* Data in this exercise:

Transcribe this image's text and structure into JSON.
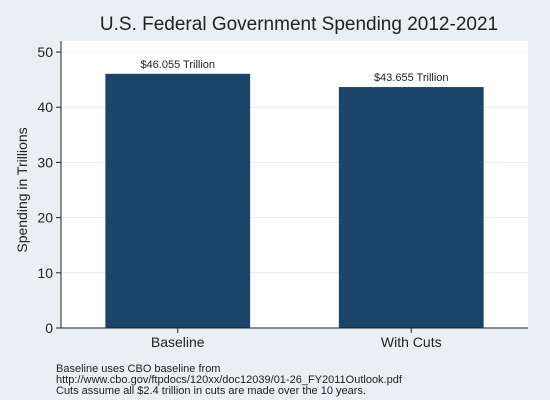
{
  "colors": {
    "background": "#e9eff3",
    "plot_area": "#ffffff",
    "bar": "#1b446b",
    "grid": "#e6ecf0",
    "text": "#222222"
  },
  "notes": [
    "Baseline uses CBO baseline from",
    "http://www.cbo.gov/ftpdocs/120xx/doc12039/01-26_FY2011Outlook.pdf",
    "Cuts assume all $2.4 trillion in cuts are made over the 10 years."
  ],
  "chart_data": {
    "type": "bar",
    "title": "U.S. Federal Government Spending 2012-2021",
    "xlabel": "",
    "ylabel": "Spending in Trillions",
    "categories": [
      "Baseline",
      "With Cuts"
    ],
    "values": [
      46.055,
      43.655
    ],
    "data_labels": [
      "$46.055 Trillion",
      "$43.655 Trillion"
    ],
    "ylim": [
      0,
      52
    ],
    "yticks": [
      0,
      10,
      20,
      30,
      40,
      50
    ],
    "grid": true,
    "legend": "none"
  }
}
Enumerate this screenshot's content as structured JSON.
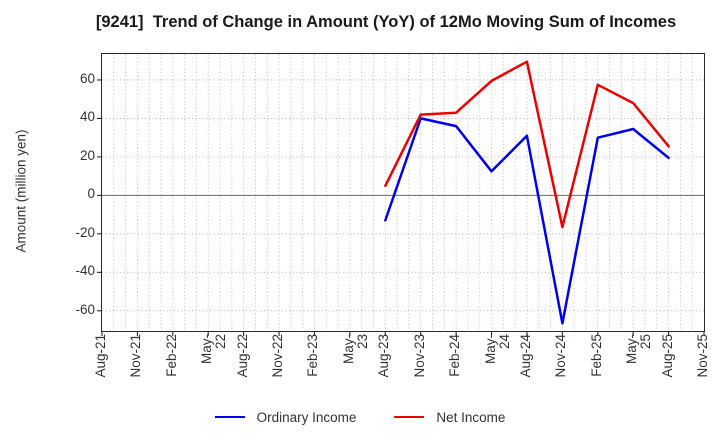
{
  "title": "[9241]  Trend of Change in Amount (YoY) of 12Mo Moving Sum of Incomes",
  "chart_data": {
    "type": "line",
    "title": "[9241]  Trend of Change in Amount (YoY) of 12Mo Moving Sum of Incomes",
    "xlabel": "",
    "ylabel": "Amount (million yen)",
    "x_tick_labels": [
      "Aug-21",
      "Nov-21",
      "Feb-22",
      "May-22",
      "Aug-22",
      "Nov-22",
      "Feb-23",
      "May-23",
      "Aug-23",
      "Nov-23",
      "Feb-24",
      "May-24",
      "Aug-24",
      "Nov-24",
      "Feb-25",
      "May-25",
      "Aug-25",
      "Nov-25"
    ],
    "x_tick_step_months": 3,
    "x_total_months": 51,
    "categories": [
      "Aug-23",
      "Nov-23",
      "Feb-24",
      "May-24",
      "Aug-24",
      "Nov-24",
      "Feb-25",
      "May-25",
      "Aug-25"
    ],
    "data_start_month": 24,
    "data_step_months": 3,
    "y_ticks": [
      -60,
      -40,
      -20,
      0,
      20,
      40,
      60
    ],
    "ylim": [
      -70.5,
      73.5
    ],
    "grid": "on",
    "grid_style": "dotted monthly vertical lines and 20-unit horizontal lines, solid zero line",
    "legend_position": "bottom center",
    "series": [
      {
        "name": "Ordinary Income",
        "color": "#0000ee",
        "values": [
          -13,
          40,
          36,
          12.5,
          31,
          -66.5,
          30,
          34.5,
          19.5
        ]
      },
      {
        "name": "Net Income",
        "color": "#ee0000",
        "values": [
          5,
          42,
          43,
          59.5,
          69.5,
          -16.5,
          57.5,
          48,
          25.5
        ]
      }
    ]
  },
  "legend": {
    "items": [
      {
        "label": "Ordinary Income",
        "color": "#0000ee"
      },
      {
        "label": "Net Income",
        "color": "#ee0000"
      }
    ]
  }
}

* Objective: Copy the listing over exactly, skipping the pictures it holds.

* Task solution:
Transcribe this image's text and structure into JSON.
{
  "colors": {
    "background": "#e9eff3",
    "plot_area": "#ffffff",
    "bar": "#1b446b",
    "grid": "#e6ecf0",
    "text": "#222222"
  },
  "notes": [
    "Baseline uses CBO baseline from",
    "http://www.cbo.gov/ftpdocs/120xx/doc12039/01-26_FY2011Outlook.pdf",
    "Cuts assume all $2.4 trillion in cuts are made over the 10 years."
  ],
  "chart_data": {
    "type": "bar",
    "title": "U.S. Federal Government Spending 2012-2021",
    "xlabel": "",
    "ylabel": "Spending in Trillions",
    "categories": [
      "Baseline",
      "With Cuts"
    ],
    "values": [
      46.055,
      43.655
    ],
    "data_labels": [
      "$46.055 Trillion",
      "$43.655 Trillion"
    ],
    "ylim": [
      0,
      52
    ],
    "yticks": [
      0,
      10,
      20,
      30,
      40,
      50
    ],
    "grid": true,
    "legend": "none"
  }
}
Enumerate this screenshot's content as structured JSON.
{
  "title": "[9241]  Trend of Change in Amount (YoY) of 12Mo Moving Sum of Incomes",
  "chart_data": {
    "type": "line",
    "title": "[9241]  Trend of Change in Amount (YoY) of 12Mo Moving Sum of Incomes",
    "xlabel": "",
    "ylabel": "Amount (million yen)",
    "x_tick_labels": [
      "Aug-21",
      "Nov-21",
      "Feb-22",
      "May-22",
      "Aug-22",
      "Nov-22",
      "Feb-23",
      "May-23",
      "Aug-23",
      "Nov-23",
      "Feb-24",
      "May-24",
      "Aug-24",
      "Nov-24",
      "Feb-25",
      "May-25",
      "Aug-25",
      "Nov-25"
    ],
    "x_tick_step_months": 3,
    "x_total_months": 51,
    "categories": [
      "Aug-23",
      "Nov-23",
      "Feb-24",
      "May-24",
      "Aug-24",
      "Nov-24",
      "Feb-25",
      "May-25",
      "Aug-25"
    ],
    "data_start_month": 24,
    "data_step_months": 3,
    "y_ticks": [
      -60,
      -40,
      -20,
      0,
      20,
      40,
      60
    ],
    "ylim": [
      -70.5,
      73.5
    ],
    "grid": "on",
    "grid_style": "dotted monthly vertical lines and 20-unit horizontal lines, solid zero line",
    "legend_position": "bottom center",
    "series": [
      {
        "name": "Ordinary Income",
        "color": "#0000ee",
        "values": [
          -13,
          40,
          36,
          12.5,
          31,
          -66.5,
          30,
          34.5,
          19.5
        ]
      },
      {
        "name": "Net Income",
        "color": "#ee0000",
        "values": [
          5,
          42,
          43,
          59.5,
          69.5,
          -16.5,
          57.5,
          48,
          25.5
        ]
      }
    ]
  },
  "legend": {
    "items": [
      {
        "label": "Ordinary Income",
        "color": "#0000ee"
      },
      {
        "label": "Net Income",
        "color": "#ee0000"
      }
    ]
  }
}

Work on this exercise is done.